→ Records
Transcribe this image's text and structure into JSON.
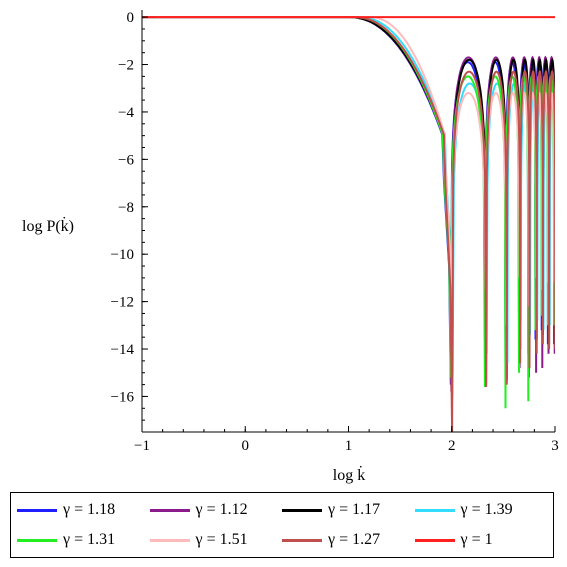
{
  "chart_data": {
    "type": "line",
    "xlabel": "log k̇",
    "ylabel": "log P(k̇)",
    "xlim": [
      -1,
      3
    ],
    "ylim": [
      -17.5,
      0.3
    ],
    "x_ticks": [
      -1,
      0,
      1,
      2,
      3
    ],
    "y_ticks": [
      0,
      -2,
      -4,
      -6,
      -8,
      -10,
      -12,
      -14,
      -16
    ],
    "grid": false,
    "legend_position": "bottom",
    "series": [
      {
        "name": "γ = 1.18",
        "color": "#1f1fff",
        "dip_start": 1.0,
        "peak": -1.9,
        "depths": [
          -15.5,
          -13.5,
          -14.5,
          -13.8,
          -14.2,
          -13.6,
          -13.2,
          -13.8
        ]
      },
      {
        "name": "γ = 1.12",
        "color": "#8b1a8b",
        "dip_start": 1.0,
        "peak": -1.7,
        "depths": [
          -15.8,
          -14.8,
          -15.5,
          -14.8,
          -15.2,
          -15.0,
          -14.8,
          -14.2
        ]
      },
      {
        "name": "γ = 1.17",
        "color": "#000000",
        "dip_start": 1.0,
        "peak": -1.8,
        "depths": [
          -16.0,
          -15.5,
          -15.3,
          -14.0,
          -14.6,
          -13.6,
          -13.4,
          -13.8
        ]
      },
      {
        "name": "γ = 1.39",
        "color": "#33ddff",
        "dip_start": 1.1,
        "peak": -2.8,
        "depths": [
          -15.0,
          -14.2,
          -14.6,
          -12.8,
          -13.4,
          -12.8,
          -13.2,
          -13.0
        ]
      },
      {
        "name": "γ = 1.31",
        "color": "#22ee22",
        "dip_start": 1.05,
        "peak": -2.5,
        "depths": [
          -15.2,
          -15.6,
          -16.5,
          -15.0,
          -16.2,
          -13.2,
          -12.6,
          -13.0
        ]
      },
      {
        "name": "γ = 1.51",
        "color": "#ffbbbb",
        "dip_start": 1.2,
        "peak": -3.2,
        "depths": [
          -14.0,
          -11.6,
          -13.0,
          -11.0,
          -12.2,
          -11.0,
          -11.5,
          -11.2
        ]
      },
      {
        "name": "γ = 1.27",
        "color": "#c0504d",
        "dip_start": 1.05,
        "peak": -2.3,
        "depths": [
          -17.5,
          -15.6,
          -15.5,
          -14.6,
          -14.8,
          -14.2,
          -13.8,
          -14.0
        ]
      },
      {
        "name": "γ = 1",
        "color": "#ff2020",
        "flat": true
      }
    ]
  }
}
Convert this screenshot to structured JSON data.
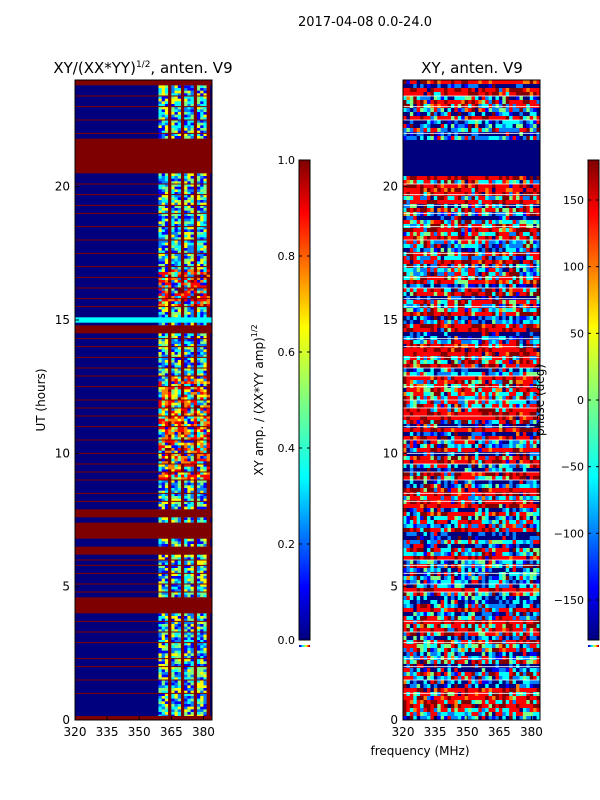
{
  "figure": {
    "suptitle": "2017-04-08 0.0-24.0",
    "xlabel": "frequency (MHz)"
  },
  "colors": {
    "jet": [
      "#00007f",
      "#0000ff",
      "#007fff",
      "#00ffff",
      "#7fff7f",
      "#ffff00",
      "#ff7f00",
      "#ff0000",
      "#7f0000"
    ]
  },
  "chart_data": [
    {
      "type": "heatmap",
      "title": "XY/(XX*YY)",
      "title_sup": "1/2",
      "title_suffix": ", anten. V9",
      "xlabel": "",
      "ylabel": "UT (hours)",
      "xlim": [
        320,
        384
      ],
      "ylim": [
        0,
        24
      ],
      "xticks": [
        {
          "v": 320,
          "label": "320"
        },
        {
          "v": 335,
          "label": "335"
        },
        {
          "v": 350,
          "label": "350"
        },
        {
          "v": 365,
          "label": "365"
        },
        {
          "v": 380,
          "label": "380"
        }
      ],
      "yticks": [
        {
          "v": 0,
          "label": "0"
        },
        {
          "v": 5,
          "label": "5"
        },
        {
          "v": 10,
          "label": "10"
        },
        {
          "v": 15,
          "label": "15"
        },
        {
          "v": 20,
          "label": "20"
        }
      ],
      "colorbar": {
        "label_main": "XY amp. / (XX*YY amp)",
        "label_sup": "1/2",
        "range": [
          0.0,
          1.0
        ],
        "ticks": [
          {
            "v": 0.0,
            "label": "0.0"
          },
          {
            "v": 0.2,
            "label": "0.2"
          },
          {
            "v": 0.4,
            "label": "0.4"
          },
          {
            "v": 0.6,
            "label": "0.6"
          },
          {
            "v": 0.8,
            "label": "0.8"
          },
          {
            "v": 1.0,
            "label": "1.0"
          }
        ]
      },
      "saturated_bands_hours": [
        [
          0.0,
          0.15
        ],
        [
          4.0,
          4.6
        ],
        [
          6.2,
          6.5
        ],
        [
          6.8,
          7.4
        ],
        [
          7.6,
          7.9
        ],
        [
          14.5,
          14.8
        ],
        [
          20.5,
          21.8
        ],
        [
          23.8,
          24.0
        ]
      ],
      "highlight_band_hours": [
        14.9,
        15.1
      ],
      "line_hours": [
        1.0,
        1.5,
        2.0,
        2.3,
        2.9,
        3.3,
        3.7,
        4.8,
        5.1,
        5.5,
        5.8,
        6.0,
        8.2,
        8.5,
        9.0,
        9.3,
        9.6,
        10.0,
        10.5,
        11.0,
        11.4,
        11.7,
        12.0,
        12.5,
        12.9,
        13.2,
        13.6,
        14.0,
        14.3,
        15.5,
        15.8,
        16.2,
        16.6,
        17.0,
        17.5,
        18.0,
        18.5,
        19.0,
        19.3,
        19.7,
        20.1,
        22.0,
        22.5,
        23.0,
        23.4
      ]
    },
    {
      "type": "heatmap",
      "title": "XY, anten. V9",
      "xlabel": "frequency (MHz)",
      "ylabel": "",
      "xlim": [
        320,
        384
      ],
      "ylim": [
        0,
        24
      ],
      "xticks": [
        {
          "v": 320,
          "label": "320"
        },
        {
          "v": 335,
          "label": "335"
        },
        {
          "v": 350,
          "label": "350"
        },
        {
          "v": 365,
          "label": "365"
        },
        {
          "v": 380,
          "label": "380"
        }
      ],
      "yticks": [
        {
          "v": 0,
          "label": "0"
        },
        {
          "v": 5,
          "label": "5"
        },
        {
          "v": 10,
          "label": "10"
        },
        {
          "v": 15,
          "label": "15"
        },
        {
          "v": 20,
          "label": "20"
        }
      ],
      "colorbar": {
        "label_main": "phase (deg)",
        "range": [
          -180,
          180
        ],
        "ticks": [
          {
            "v": -150,
            "label": "−150"
          },
          {
            "v": -100,
            "label": "−100"
          },
          {
            "v": -50,
            "label": "−50"
          },
          {
            "v": 0,
            "label": "0"
          },
          {
            "v": 50,
            "label": "50"
          },
          {
            "v": 100,
            "label": "100"
          },
          {
            "v": 150,
            "label": "150"
          }
        ]
      }
    }
  ]
}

→ Exercise details
Write out all the entries word for word, but skip any images.

→ Written reply
Transcribe this image's text and structure into JSON.
{
  "chart_data": {
    "type": "line",
    "xlabel": "log k̇",
    "ylabel": "log P(k̇)",
    "xlim": [
      -1,
      3
    ],
    "ylim": [
      -17.5,
      0.3
    ],
    "x_ticks": [
      -1,
      0,
      1,
      2,
      3
    ],
    "y_ticks": [
      0,
      -2,
      -4,
      -6,
      -8,
      -10,
      -12,
      -14,
      -16
    ],
    "grid": false,
    "legend_position": "bottom",
    "series": [
      {
        "name": "γ = 1.18",
        "color": "#1f1fff",
        "dip_start": 1.0,
        "peak": -1.9,
        "depths": [
          -15.5,
          -13.5,
          -14.5,
          -13.8,
          -14.2,
          -13.6,
          -13.2,
          -13.8
        ]
      },
      {
        "name": "γ = 1.12",
        "color": "#8b1a8b",
        "dip_start": 1.0,
        "peak": -1.7,
        "depths": [
          -15.8,
          -14.8,
          -15.5,
          -14.8,
          -15.2,
          -15.0,
          -14.8,
          -14.2
        ]
      },
      {
        "name": "γ = 1.17",
        "color": "#000000",
        "dip_start": 1.0,
        "peak": -1.8,
        "depths": [
          -16.0,
          -15.5,
          -15.3,
          -14.0,
          -14.6,
          -13.6,
          -13.4,
          -13.8
        ]
      },
      {
        "name": "γ = 1.39",
        "color": "#33ddff",
        "dip_start": 1.1,
        "peak": -2.8,
        "depths": [
          -15.0,
          -14.2,
          -14.6,
          -12.8,
          -13.4,
          -12.8,
          -13.2,
          -13.0
        ]
      },
      {
        "name": "γ = 1.31",
        "color": "#22ee22",
        "dip_start": 1.05,
        "peak": -2.5,
        "depths": [
          -15.2,
          -15.6,
          -16.5,
          -15.0,
          -16.2,
          -13.2,
          -12.6,
          -13.0
        ]
      },
      {
        "name": "γ = 1.51",
        "color": "#ffbbbb",
        "dip_start": 1.2,
        "peak": -3.2,
        "depths": [
          -14.0,
          -11.6,
          -13.0,
          -11.0,
          -12.2,
          -11.0,
          -11.5,
          -11.2
        ]
      },
      {
        "name": "γ = 1.27",
        "color": "#c0504d",
        "dip_start": 1.05,
        "peak": -2.3,
        "depths": [
          -17.5,
          -15.6,
          -15.5,
          -14.6,
          -14.8,
          -14.2,
          -13.8,
          -14.0
        ]
      },
      {
        "name": "γ = 1",
        "color": "#ff2020",
        "flat": true
      }
    ]
  }
}
Convert this screenshot to structured JSON data.
{
  "figure": {
    "suptitle": "2017-04-08 0.0-24.0",
    "xlabel": "frequency (MHz)"
  },
  "colors": {
    "jet": [
      "#00007f",
      "#0000ff",
      "#007fff",
      "#00ffff",
      "#7fff7f",
      "#ffff00",
      "#ff7f00",
      "#ff0000",
      "#7f0000"
    ]
  },
  "chart_data": [
    {
      "type": "heatmap",
      "title": "XY/(XX*YY)",
      "title_sup": "1/2",
      "title_suffix": ", anten. V9",
      "xlabel": "",
      "ylabel": "UT (hours)",
      "xlim": [
        320,
        384
      ],
      "ylim": [
        0,
        24
      ],
      "xticks": [
        {
          "v": 320,
          "label": "320"
        },
        {
          "v": 335,
          "label": "335"
        },
        {
          "v": 350,
          "label": "350"
        },
        {
          "v": 365,
          "label": "365"
        },
        {
          "v": 380,
          "label": "380"
        }
      ],
      "yticks": [
        {
          "v": 0,
          "label": "0"
        },
        {
          "v": 5,
          "label": "5"
        },
        {
          "v": 10,
          "label": "10"
        },
        {
          "v": 15,
          "label": "15"
        },
        {
          "v": 20,
          "label": "20"
        }
      ],
      "colorbar": {
        "label_main": "XY amp. / (XX*YY amp)",
        "label_sup": "1/2",
        "range": [
          0.0,
          1.0
        ],
        "ticks": [
          {
            "v": 0.0,
            "label": "0.0"
          },
          {
            "v": 0.2,
            "label": "0.2"
          },
          {
            "v": 0.4,
            "label": "0.4"
          },
          {
            "v": 0.6,
            "label": "0.6"
          },
          {
            "v": 0.8,
            "label": "0.8"
          },
          {
            "v": 1.0,
            "label": "1.0"
          }
        ]
      },
      "saturated_bands_hours": [
        [
          0.0,
          0.15
        ],
        [
          4.0,
          4.6
        ],
        [
          6.2,
          6.5
        ],
        [
          6.8,
          7.4
        ],
        [
          7.6,
          7.9
        ],
        [
          14.5,
          14.8
        ],
        [
          20.5,
          21.8
        ],
        [
          23.8,
          24.0
        ]
      ],
      "highlight_band_hours": [
        14.9,
        15.1
      ],
      "line_hours": [
        1.0,
        1.5,
        2.0,
        2.3,
        2.9,
        3.3,
        3.7,
        4.8,
        5.1,
        5.5,
        5.8,
        6.0,
        8.2,
        8.5,
        9.0,
        9.3,
        9.6,
        10.0,
        10.5,
        11.0,
        11.4,
        11.7,
        12.0,
        12.5,
        12.9,
        13.2,
        13.6,
        14.0,
        14.3,
        15.5,
        15.8,
        16.2,
        16.6,
        17.0,
        17.5,
        18.0,
        18.5,
        19.0,
        19.3,
        19.7,
        20.1,
        22.0,
        22.5,
        23.0,
        23.4
      ]
    },
    {
      "type": "heatmap",
      "title": "XY, anten. V9",
      "xlabel": "frequency (MHz)",
      "ylabel": "",
      "xlim": [
        320,
        384
      ],
      "ylim": [
        0,
        24
      ],
      "xticks": [
        {
          "v": 320,
          "label": "320"
        },
        {
          "v": 335,
          "label": "335"
        },
        {
          "v": 350,
          "label": "350"
        },
        {
          "v": 365,
          "label": "365"
        },
        {
          "v": 380,
          "label": "380"
        }
      ],
      "yticks": [
        {
          "v": 0,
          "label": "0"
        },
        {
          "v": 5,
          "label": "5"
        },
        {
          "v": 10,
          "label": "10"
        },
        {
          "v": 15,
          "label": "15"
        },
        {
          "v": 20,
          "label": "20"
        }
      ],
      "colorbar": {
        "label_main": "phase (deg)",
        "range": [
          -180,
          180
        ],
        "ticks": [
          {
            "v": -150,
            "label": "−150"
          },
          {
            "v": -100,
            "label": "−100"
          },
          {
            "v": -50,
            "label": "−50"
          },
          {
            "v": 0,
            "label": "0"
          },
          {
            "v": 50,
            "label": "50"
          },
          {
            "v": 100,
            "label": "100"
          },
          {
            "v": 150,
            "label": "150"
          }
        ]
      }
    }
  ]
}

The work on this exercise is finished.